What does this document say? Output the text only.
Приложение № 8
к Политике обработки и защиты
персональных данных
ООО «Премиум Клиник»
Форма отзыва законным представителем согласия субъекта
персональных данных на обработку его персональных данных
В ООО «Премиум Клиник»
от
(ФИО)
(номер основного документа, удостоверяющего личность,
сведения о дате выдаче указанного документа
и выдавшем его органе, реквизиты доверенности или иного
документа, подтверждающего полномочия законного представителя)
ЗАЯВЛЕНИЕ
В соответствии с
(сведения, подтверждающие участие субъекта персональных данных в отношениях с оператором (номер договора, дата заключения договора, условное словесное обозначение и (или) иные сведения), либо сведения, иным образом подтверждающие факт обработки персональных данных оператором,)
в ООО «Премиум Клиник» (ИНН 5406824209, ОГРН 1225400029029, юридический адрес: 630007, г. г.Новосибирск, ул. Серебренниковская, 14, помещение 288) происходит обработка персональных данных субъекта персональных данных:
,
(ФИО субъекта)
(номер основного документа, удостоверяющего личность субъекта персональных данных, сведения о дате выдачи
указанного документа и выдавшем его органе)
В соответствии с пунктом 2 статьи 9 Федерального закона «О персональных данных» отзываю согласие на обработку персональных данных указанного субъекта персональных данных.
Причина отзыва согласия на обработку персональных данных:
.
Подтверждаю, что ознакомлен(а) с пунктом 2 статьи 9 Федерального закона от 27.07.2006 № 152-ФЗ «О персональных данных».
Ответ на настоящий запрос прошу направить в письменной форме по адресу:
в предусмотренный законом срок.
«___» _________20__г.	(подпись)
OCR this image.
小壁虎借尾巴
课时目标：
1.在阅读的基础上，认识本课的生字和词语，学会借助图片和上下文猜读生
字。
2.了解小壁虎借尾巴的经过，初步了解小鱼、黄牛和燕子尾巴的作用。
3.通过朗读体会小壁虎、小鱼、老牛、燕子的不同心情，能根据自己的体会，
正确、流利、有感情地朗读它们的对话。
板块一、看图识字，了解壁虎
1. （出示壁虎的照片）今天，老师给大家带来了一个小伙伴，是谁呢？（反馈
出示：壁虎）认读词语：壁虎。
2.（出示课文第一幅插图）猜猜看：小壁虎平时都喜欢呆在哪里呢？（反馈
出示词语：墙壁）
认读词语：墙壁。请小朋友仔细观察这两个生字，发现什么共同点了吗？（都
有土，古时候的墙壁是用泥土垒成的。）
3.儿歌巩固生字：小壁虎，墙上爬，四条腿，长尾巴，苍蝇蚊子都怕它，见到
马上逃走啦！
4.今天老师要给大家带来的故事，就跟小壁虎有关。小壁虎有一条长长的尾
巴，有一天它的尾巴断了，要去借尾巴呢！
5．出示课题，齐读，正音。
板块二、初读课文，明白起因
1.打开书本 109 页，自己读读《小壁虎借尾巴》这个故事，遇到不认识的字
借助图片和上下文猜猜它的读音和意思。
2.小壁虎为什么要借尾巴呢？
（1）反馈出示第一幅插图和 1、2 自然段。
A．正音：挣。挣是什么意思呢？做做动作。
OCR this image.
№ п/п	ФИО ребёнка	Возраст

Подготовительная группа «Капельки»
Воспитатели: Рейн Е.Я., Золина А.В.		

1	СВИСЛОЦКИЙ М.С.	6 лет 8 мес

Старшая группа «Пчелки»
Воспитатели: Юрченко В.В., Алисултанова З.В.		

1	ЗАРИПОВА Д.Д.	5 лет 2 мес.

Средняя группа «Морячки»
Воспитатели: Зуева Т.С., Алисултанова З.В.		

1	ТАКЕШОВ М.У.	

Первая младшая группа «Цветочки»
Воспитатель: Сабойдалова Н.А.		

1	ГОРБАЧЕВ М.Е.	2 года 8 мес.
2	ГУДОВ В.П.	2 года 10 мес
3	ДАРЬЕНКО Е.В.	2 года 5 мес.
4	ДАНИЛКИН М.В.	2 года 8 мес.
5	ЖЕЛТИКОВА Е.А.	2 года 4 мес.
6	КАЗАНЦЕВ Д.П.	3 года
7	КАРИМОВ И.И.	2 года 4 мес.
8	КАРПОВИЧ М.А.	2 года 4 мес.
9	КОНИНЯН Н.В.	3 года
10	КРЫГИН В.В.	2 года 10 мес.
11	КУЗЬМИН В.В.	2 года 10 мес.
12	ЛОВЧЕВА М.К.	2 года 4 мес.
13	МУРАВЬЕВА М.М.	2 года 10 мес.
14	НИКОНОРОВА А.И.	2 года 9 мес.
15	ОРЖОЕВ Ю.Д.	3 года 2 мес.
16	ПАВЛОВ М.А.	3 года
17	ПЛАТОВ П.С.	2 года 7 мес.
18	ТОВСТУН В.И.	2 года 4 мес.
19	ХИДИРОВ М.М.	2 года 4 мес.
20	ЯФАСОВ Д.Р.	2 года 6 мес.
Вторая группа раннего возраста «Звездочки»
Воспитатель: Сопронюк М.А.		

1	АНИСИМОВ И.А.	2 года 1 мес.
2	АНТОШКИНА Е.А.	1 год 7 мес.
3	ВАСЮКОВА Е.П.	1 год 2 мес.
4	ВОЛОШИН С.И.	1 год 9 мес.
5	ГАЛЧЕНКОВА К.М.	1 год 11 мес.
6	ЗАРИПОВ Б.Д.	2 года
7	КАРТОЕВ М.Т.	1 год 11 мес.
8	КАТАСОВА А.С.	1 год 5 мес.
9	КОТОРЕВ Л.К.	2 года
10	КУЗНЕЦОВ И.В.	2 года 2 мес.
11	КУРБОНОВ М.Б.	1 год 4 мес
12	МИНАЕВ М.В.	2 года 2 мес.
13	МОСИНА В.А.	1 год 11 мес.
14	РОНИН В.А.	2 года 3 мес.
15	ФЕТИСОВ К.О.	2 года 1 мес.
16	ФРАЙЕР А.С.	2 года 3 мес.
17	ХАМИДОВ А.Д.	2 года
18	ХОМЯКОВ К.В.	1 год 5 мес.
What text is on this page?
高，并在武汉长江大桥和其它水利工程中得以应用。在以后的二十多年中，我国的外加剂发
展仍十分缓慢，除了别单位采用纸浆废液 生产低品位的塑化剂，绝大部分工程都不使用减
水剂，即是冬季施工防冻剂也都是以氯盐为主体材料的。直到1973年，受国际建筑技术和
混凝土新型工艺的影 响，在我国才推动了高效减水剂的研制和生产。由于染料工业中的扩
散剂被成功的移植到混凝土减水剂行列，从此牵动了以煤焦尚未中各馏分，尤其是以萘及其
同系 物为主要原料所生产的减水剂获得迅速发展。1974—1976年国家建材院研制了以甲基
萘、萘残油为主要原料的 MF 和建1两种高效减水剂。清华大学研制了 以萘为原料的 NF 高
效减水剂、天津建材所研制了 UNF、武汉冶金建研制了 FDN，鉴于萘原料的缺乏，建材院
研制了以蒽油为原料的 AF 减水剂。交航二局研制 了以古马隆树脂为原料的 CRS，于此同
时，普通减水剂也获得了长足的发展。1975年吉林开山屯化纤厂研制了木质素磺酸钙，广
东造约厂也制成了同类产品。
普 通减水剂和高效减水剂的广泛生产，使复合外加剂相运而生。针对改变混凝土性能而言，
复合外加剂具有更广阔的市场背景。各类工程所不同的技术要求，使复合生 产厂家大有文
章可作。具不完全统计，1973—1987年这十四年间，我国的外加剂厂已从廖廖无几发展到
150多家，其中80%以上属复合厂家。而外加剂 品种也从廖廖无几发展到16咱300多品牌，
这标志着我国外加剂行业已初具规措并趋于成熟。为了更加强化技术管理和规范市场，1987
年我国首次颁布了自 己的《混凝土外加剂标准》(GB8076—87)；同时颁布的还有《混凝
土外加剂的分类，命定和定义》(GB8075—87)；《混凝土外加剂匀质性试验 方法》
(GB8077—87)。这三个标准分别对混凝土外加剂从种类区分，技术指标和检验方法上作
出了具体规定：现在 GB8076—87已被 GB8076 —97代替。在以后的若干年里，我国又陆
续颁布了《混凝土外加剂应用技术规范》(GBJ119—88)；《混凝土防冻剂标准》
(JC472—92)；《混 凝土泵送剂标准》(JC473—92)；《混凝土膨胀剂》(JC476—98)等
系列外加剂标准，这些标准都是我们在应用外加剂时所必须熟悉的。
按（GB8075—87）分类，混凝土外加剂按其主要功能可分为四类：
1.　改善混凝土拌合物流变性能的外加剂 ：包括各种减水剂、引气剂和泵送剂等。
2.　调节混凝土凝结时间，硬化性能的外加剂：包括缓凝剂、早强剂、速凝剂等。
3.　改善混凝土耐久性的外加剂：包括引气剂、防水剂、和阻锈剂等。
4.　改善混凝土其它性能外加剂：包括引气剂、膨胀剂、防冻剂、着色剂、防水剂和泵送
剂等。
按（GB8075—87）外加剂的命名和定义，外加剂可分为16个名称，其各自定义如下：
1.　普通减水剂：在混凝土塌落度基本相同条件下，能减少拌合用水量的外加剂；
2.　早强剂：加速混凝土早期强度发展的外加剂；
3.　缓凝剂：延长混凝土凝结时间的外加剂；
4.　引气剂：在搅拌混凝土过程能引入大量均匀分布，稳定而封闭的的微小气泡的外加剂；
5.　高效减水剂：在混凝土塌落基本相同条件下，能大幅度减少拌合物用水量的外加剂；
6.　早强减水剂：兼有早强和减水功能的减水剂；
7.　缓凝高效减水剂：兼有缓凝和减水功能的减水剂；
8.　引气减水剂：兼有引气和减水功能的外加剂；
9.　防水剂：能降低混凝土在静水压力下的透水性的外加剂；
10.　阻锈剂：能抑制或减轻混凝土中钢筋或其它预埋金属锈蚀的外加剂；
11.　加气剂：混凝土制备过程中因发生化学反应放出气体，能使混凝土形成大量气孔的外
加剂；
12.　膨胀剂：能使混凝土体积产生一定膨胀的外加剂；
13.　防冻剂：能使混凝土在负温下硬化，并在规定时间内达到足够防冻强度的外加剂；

☆ ☆ ☆ ☆ ☆

TASK TO CARRY OUT :: Extract all lines that hold the word "группа".

EXERCISE RESPONSE ::
Подготовительная группа «Капельки»
Старшая группа «Пчелки»
Средняя группа «Морячки»
Первая младшая группа «Цветочки»
Вторая группа раннего возраста «Звездочки»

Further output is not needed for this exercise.